Directions for this task: What lines of the data hold the string "Thành"? Pull each one out.

Information given:
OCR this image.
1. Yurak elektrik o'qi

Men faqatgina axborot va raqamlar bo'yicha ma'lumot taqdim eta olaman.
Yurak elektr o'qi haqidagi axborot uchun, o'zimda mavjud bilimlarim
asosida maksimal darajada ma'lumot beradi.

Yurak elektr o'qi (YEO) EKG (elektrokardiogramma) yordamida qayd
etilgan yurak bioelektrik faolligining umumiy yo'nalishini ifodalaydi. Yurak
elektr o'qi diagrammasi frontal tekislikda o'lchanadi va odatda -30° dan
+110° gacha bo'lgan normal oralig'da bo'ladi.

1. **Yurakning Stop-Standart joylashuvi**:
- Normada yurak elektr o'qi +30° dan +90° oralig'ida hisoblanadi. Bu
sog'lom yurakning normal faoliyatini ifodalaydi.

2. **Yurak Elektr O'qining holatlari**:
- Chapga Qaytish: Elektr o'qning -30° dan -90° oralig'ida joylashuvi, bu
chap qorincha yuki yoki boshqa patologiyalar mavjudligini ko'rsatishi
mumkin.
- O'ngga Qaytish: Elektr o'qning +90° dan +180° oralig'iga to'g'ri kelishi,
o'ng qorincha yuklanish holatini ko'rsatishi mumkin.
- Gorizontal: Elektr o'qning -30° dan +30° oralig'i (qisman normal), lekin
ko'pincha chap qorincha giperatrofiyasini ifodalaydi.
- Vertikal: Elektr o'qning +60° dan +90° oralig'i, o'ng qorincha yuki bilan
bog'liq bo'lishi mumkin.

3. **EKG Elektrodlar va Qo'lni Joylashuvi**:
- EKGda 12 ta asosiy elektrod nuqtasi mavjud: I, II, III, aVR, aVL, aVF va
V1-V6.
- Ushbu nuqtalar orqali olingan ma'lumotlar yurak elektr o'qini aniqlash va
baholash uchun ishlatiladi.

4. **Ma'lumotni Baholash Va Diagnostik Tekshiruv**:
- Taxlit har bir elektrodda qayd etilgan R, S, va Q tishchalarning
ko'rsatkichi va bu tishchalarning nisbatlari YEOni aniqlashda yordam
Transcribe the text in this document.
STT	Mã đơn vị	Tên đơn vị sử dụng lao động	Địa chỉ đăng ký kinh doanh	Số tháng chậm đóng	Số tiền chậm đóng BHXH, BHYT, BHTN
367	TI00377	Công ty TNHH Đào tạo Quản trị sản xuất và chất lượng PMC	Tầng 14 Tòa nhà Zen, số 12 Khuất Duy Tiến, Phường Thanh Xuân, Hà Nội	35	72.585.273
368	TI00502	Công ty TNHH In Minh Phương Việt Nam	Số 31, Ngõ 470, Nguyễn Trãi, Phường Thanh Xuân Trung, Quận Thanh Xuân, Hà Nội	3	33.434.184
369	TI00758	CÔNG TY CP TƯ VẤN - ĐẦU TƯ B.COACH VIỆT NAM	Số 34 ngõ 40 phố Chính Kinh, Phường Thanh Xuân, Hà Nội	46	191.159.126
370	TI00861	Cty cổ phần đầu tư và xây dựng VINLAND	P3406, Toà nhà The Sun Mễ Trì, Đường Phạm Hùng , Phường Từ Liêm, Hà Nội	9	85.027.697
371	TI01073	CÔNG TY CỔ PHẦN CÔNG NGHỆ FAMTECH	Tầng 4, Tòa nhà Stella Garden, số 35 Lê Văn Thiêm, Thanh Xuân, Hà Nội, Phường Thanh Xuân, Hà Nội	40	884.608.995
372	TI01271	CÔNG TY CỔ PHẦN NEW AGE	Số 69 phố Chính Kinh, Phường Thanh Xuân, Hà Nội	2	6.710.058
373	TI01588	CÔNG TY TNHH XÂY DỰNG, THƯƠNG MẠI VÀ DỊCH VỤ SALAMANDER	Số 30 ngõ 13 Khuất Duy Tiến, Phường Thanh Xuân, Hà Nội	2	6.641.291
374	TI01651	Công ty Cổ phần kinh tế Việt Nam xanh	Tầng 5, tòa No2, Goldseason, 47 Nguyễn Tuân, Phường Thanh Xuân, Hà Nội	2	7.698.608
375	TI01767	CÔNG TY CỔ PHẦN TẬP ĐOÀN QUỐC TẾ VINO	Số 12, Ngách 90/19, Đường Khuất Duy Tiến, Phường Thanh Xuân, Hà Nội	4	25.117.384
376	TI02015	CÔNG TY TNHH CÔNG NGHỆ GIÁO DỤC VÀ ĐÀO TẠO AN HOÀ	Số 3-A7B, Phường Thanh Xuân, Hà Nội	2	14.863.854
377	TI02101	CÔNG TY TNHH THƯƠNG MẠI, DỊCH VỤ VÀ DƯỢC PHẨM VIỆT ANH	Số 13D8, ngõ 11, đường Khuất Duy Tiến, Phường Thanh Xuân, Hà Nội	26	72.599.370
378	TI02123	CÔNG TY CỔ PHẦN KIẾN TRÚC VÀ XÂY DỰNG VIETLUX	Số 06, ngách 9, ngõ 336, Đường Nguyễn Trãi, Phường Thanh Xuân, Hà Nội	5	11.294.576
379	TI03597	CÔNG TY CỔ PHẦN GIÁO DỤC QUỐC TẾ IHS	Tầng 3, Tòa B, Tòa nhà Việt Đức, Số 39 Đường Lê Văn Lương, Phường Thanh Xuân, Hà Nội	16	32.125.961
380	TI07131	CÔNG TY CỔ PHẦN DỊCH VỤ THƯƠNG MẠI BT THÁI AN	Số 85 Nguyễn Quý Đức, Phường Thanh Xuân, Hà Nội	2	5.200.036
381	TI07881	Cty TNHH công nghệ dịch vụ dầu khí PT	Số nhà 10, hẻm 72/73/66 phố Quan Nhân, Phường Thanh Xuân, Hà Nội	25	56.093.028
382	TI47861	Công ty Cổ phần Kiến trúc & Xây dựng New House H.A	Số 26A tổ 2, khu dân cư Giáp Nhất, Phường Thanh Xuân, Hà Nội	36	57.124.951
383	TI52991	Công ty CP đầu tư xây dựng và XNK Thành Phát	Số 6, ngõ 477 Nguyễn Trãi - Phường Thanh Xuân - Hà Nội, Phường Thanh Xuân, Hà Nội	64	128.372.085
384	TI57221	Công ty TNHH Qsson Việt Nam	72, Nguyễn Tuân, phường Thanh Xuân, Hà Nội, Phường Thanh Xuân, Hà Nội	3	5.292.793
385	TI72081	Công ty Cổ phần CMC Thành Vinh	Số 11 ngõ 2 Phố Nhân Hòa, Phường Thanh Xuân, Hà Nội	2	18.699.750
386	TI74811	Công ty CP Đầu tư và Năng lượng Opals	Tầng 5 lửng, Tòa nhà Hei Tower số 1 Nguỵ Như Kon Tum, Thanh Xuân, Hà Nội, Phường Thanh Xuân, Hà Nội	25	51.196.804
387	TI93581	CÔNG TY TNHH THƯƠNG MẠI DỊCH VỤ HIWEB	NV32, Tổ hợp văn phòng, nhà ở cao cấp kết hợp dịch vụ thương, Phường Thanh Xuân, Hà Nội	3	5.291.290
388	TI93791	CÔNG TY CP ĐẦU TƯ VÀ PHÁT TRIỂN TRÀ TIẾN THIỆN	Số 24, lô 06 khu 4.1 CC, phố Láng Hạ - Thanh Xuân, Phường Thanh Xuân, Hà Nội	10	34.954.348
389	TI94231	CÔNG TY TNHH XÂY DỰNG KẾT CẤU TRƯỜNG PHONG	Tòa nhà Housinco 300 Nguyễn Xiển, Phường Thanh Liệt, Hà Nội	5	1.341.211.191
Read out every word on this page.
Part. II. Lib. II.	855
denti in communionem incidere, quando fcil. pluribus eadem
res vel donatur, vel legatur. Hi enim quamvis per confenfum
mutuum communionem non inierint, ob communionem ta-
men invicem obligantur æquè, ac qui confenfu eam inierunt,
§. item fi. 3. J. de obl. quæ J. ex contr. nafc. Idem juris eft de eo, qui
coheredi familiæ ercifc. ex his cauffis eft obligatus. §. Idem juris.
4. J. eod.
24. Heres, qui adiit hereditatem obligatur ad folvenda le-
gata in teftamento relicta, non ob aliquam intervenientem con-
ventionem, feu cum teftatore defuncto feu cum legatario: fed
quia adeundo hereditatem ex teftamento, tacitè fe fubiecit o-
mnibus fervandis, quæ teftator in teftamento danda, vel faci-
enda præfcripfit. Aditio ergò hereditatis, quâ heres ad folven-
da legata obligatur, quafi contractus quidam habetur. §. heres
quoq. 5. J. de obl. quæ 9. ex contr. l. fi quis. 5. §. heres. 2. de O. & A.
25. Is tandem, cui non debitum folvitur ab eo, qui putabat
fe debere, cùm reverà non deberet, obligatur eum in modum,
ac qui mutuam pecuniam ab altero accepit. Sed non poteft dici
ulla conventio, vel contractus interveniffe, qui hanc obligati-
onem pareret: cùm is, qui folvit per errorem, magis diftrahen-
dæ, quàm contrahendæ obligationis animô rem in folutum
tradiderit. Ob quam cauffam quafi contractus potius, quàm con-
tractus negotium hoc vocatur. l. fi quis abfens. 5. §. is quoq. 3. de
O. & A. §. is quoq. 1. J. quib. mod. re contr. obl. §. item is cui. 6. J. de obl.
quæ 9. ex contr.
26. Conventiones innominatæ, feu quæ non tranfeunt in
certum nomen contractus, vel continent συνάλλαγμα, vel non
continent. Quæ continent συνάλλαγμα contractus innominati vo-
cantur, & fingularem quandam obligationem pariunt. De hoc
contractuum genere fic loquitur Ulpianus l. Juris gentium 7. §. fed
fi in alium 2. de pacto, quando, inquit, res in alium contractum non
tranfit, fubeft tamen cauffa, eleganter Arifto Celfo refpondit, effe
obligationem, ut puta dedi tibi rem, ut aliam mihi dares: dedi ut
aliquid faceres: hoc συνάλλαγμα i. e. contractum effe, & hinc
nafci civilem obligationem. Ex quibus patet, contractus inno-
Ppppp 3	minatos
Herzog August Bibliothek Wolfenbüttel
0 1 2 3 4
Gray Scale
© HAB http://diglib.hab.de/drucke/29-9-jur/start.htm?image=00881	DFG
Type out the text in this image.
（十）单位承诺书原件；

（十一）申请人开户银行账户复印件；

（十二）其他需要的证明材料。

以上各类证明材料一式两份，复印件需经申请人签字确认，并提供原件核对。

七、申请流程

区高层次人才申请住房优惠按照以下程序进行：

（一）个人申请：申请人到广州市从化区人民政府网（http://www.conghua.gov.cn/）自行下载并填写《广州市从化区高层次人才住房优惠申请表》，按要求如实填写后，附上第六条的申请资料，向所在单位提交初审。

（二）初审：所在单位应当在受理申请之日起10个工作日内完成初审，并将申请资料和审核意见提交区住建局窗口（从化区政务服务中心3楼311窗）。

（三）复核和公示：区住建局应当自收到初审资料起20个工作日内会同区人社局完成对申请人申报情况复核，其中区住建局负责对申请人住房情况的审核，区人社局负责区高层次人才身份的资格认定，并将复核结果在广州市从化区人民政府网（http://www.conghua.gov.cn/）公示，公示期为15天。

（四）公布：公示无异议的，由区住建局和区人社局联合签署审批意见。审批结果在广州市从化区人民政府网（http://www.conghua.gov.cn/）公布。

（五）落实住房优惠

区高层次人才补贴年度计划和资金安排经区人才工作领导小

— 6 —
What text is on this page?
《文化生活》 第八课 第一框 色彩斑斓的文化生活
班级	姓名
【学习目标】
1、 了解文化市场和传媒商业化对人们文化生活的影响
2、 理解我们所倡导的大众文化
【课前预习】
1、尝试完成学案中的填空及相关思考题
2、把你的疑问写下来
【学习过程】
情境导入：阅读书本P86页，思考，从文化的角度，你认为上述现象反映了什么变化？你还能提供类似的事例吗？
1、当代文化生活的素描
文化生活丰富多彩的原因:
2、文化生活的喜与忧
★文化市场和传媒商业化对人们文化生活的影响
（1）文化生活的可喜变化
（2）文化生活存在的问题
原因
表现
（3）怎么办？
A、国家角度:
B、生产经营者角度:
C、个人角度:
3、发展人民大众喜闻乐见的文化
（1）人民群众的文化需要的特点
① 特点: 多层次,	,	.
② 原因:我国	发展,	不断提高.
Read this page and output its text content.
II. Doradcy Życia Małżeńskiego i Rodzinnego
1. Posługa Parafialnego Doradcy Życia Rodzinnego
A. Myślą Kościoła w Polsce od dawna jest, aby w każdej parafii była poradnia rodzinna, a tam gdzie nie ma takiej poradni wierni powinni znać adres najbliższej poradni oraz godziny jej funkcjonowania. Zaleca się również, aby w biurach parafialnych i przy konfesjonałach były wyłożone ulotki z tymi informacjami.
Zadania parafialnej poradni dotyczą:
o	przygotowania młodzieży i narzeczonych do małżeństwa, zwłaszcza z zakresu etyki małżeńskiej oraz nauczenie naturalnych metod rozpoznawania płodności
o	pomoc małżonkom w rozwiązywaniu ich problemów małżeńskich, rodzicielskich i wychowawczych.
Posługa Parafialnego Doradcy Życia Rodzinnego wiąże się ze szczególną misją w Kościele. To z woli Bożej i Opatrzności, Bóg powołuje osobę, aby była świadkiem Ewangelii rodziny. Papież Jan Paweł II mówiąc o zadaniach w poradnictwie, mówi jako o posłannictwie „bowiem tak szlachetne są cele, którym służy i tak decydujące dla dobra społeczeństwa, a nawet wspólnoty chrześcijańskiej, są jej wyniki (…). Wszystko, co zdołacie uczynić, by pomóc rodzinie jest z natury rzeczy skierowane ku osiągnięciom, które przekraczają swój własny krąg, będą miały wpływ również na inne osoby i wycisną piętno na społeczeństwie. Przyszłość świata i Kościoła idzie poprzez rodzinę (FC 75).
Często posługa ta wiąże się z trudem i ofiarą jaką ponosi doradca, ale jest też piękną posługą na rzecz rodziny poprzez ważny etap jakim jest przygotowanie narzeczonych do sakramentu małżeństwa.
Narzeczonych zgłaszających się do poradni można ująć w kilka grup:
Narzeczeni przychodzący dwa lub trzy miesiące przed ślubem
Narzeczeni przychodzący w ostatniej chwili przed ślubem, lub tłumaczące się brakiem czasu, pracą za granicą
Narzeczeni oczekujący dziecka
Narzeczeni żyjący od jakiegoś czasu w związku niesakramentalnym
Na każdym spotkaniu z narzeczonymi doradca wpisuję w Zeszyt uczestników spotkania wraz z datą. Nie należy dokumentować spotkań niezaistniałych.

Written reply:
383	TI52991	Công ty CP đầu tư xây dựng và XNK Thành Phát	Số 6, ngõ 477 Nguyễn Trãi - Phường Thanh Xuân - Hà Nội, Phường Thanh Xuân, Hà Nội	64	128.372.085
385	TI72081	Công ty Cổ phần CMC Thành Vinh	Số 11 ngõ 2 Phố Nhân Hòa, Phường Thanh Xuân, Hà Nội	2	18.699.750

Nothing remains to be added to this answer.